What you will do:
Your task is to copy the material exactly.
[start Source material]
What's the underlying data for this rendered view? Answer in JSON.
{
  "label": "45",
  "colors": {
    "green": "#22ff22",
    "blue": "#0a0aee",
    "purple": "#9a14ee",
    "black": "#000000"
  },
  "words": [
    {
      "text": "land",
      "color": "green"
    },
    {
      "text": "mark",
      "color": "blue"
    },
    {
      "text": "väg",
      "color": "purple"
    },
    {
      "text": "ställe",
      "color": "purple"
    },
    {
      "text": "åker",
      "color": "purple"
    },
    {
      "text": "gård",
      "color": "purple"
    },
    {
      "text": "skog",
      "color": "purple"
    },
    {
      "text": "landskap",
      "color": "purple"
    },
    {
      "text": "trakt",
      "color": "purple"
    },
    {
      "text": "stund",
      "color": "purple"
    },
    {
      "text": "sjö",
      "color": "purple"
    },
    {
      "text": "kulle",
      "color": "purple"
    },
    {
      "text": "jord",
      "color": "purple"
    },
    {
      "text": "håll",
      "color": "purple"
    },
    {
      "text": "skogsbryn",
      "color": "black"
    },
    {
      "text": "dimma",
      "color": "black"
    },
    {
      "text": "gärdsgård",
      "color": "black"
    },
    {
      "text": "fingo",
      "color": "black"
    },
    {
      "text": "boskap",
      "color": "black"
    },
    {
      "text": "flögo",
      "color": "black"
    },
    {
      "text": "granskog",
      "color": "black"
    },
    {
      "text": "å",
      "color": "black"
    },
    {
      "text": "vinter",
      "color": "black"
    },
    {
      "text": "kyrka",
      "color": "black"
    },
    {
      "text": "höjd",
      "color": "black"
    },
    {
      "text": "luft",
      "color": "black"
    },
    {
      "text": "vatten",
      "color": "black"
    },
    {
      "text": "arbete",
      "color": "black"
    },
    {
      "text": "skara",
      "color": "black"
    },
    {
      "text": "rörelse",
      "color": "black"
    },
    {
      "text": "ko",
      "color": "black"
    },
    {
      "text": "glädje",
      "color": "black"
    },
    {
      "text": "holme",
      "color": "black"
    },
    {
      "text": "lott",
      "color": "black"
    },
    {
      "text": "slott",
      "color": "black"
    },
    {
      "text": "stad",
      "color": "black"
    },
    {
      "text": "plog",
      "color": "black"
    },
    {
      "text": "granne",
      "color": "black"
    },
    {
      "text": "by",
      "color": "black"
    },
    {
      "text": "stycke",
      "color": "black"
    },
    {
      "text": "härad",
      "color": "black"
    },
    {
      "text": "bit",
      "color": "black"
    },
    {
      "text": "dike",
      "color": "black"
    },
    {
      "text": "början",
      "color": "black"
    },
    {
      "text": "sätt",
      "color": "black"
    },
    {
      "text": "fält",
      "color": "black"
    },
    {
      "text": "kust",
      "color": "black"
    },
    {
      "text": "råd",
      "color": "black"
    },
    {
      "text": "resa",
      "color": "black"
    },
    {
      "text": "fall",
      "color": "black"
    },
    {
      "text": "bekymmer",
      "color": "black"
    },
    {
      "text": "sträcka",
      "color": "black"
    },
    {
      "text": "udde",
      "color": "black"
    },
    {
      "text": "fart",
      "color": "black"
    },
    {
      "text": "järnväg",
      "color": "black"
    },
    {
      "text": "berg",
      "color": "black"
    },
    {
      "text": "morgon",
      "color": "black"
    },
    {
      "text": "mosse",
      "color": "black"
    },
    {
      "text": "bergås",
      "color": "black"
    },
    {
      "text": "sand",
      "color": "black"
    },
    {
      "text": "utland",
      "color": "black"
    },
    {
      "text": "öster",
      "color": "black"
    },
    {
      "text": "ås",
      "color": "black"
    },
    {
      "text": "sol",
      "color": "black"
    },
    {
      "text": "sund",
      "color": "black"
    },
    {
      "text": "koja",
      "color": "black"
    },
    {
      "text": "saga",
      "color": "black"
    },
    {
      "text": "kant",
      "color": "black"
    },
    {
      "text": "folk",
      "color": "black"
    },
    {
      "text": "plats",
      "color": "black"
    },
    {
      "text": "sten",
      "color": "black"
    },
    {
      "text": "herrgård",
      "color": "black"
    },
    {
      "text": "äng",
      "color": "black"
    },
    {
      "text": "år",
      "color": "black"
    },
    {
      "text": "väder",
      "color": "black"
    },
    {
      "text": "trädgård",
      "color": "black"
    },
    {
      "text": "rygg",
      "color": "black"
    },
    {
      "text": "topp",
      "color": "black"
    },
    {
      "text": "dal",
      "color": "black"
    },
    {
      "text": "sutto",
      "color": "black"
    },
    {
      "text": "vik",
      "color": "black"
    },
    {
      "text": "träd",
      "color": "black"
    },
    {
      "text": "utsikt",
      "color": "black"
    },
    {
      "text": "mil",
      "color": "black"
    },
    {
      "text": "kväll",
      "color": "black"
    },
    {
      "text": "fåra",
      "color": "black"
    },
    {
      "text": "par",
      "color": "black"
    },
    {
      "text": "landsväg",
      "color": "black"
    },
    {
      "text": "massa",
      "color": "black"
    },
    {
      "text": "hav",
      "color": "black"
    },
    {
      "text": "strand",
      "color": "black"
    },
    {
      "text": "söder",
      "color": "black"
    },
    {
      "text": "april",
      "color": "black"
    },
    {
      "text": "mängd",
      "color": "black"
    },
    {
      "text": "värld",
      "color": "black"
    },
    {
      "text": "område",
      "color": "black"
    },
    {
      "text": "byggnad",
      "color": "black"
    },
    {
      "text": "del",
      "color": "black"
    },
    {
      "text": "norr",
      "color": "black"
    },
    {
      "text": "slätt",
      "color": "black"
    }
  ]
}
[end Source material]
Solved exercise:
What's the underlying data for this rendered view? Answer in JSON.
{
  "label": "45",
  "colors": {
    "green": "#22ff22",
    "blue": "#0a0aee",
    "purple": "#9a14ee",
    "black": "#000000"
  },
  "words": [
    {
      "text": "land",
      "color": "green"
    },
    {
      "text": "mark",
      "color": "blue"
    },
    {
      "text": "väg",
      "color": "purple"
    },
    {
      "text": "ställe",
      "color": "purple"
    },
    {
      "text": "åker",
      "color": "purple"
    },
    {
      "text": "gård",
      "color": "purple"
    },
    {
      "text": "skog",
      "color": "purple"
    },
    {
      "text": "landskap",
      "color": "purple"
    },
    {
      "text": "trakt",
      "color": "purple"
    },
    {
      "text": "stund",
      "color": "purple"
    },
    {
      "text": "sjö",
      "color": "purple"
    },
    {
      "text": "kulle",
      "color": "purple"
    },
    {
      "text": "jord",
      "color": "purple"
    },
    {
      "text": "håll",
      "color": "purple"
    },
    {
      "text": "skogsbryn",
      "color": "black"
    },
    {
      "text": "dimma",
      "color": "black"
    },
    {
      "text": "gärdsgård",
      "color": "black"
    },
    {
      "text": "fingo",
      "color": "black"
    },
    {
      "text": "boskap",
      "color": "black"
    },
    {
      "text": "flögo",
      "color": "black"
    },
    {
      "text": "granskog",
      "color": "black"
    },
    {
      "text": "å",
      "color": "black"
    },
    {
      "text": "vinter",
      "color": "black"
    },
    {
      "text": "kyrka",
      "color": "black"
    },
    {
      "text": "höjd",
      "color": "black"
    },
    {
      "text": "luft",
      "color": "black"
    },
    {
      "text": "vatten",
      "color": "black"
    },
    {
      "text": "arbete",
      "color": "black"
    },
    {
      "text": "skara",
      "color": "black"
    },
    {
      "text": "rörelse",
      "color": "black"
    },
    {
      "text": "ko",
      "color": "black"
    },
    {
      "text": "glädje",
      "color": "black"
    },
    {
      "text": "holme",
      "color": "black"
    },
    {
      "text": "lott",
      "color": "black"
    },
    {
      "text": "slott",
      "color": "black"
    },
    {
      "text": "stad",
      "color": "black"
    },
    {
      "text": "plog",
      "color": "black"
    },
    {
      "text": "granne",
      "color": "black"
    },
    {
      "text": "by",
      "color": "black"
    },
    {
      "text": "stycke",
      "color": "black"
    },
    {
      "text": "härad",
      "color": "black"
    },
    {
      "text": "bit",
      "color": "black"
    },
    {
      "text": "dike",
      "color": "black"
    },
    {
      "text": "början",
      "color": "black"
    },
    {
      "text": "sätt",
      "color": "black"
    },
    {
      "text": "fält",
      "color": "black"
    },
    {
      "text": "kust",
      "color": "black"
    },
    {
      "text": "råd",
      "color": "black"
    },
    {
      "text": "resa",
      "color": "black"
    },
    {
      "text": "fall",
      "color": "black"
    },
    {
      "text": "bekymmer",
      "color": "black"
    },
    {
      "text": "sträcka",
      "color": "black"
    },
    {
      "text": "udde",
      "color": "black"
    },
    {
      "text": "fart",
      "color": "black"
    },
    {
      "text": "järnväg",
      "color": "black"
    },
    {
      "text": "berg",
      "color": "black"
    },
    {
      "text": "morgon",
      "color": "black"
    },
    {
      "text": "mosse",
      "color": "black"
    },
    {
      "text": "bergås",
      "color": "black"
    },
    {
      "text": "sand",
      "color": "black"
    },
    {
      "text": "utland",
      "color": "black"
    },
    {
      "text": "öster",
      "color": "black"
    },
    {
      "text": "ås",
      "color": "black"
    },
    {
      "text": "sol",
      "color": "black"
    },
    {
      "text": "sund",
      "color": "black"
    },
    {
      "text": "koja",
      "color": "black"
    },
    {
      "text": "saga",
      "color": "black"
    },
    {
      "text": "kant",
      "color": "black"
    },
    {
      "text": "folk",
      "color": "black"
    },
    {
      "text": "plats",
      "color": "black"
    },
    {
      "text": "sten",
      "color": "black"
    },
    {
      "text": "herrgård",
      "color": "black"
    },
    {
      "text": "äng",
      "color": "black"
    },
    {
      "text": "år",
      "color": "black"
    },
    {
      "text": "väder",
      "color": "black"
    },
    {
      "text": "trädgård",
      "color": "black"
    },
    {
      "text": "rygg",
      "color": "black"
    },
    {
      "text": "topp",
      "color": "black"
    },
    {
      "text": "dal",
      "color": "black"
    },
    {
      "text": "sutto",
      "color": "black"
    },
    {
      "text": "vik",
      "color": "black"
    },
    {
      "text": "träd",
      "color": "black"
    },
    {
      "text": "utsikt",
      "color": "black"
    },
    {
      "text": "mil",
      "color": "black"
    },
    {
      "text": "kväll",
      "color": "black"
    },
    {
      "text": "fåra",
      "color": "black"
    },
    {
      "text": "par",
      "color": "black"
    },
    {
      "text": "landsväg",
      "color": "black"
    },
    {
      "text": "massa",
      "color": "black"
    },
    {
      "text": "hav",
      "color": "black"
    },
    {
      "text": "strand",
      "color": "black"
    },
    {
      "text": "söder",
      "color": "black"
    },
    {
      "text": "april",
      "color": "black"
    },
    {
      "text": "mängd",
      "color": "black"
    },
    {
      "text": "värld",
      "color": "black"
    },
    {
      "text": "område",
      "color": "black"
    },
    {
      "text": "byggnad",
      "color": "black"
    },
    {
      "text": "del",
      "color": "black"
    },
    {
      "text": "norr",
      "color": "black"
    },
    {
      "text": "slätt",
      "color": "black"
    }
  ]
}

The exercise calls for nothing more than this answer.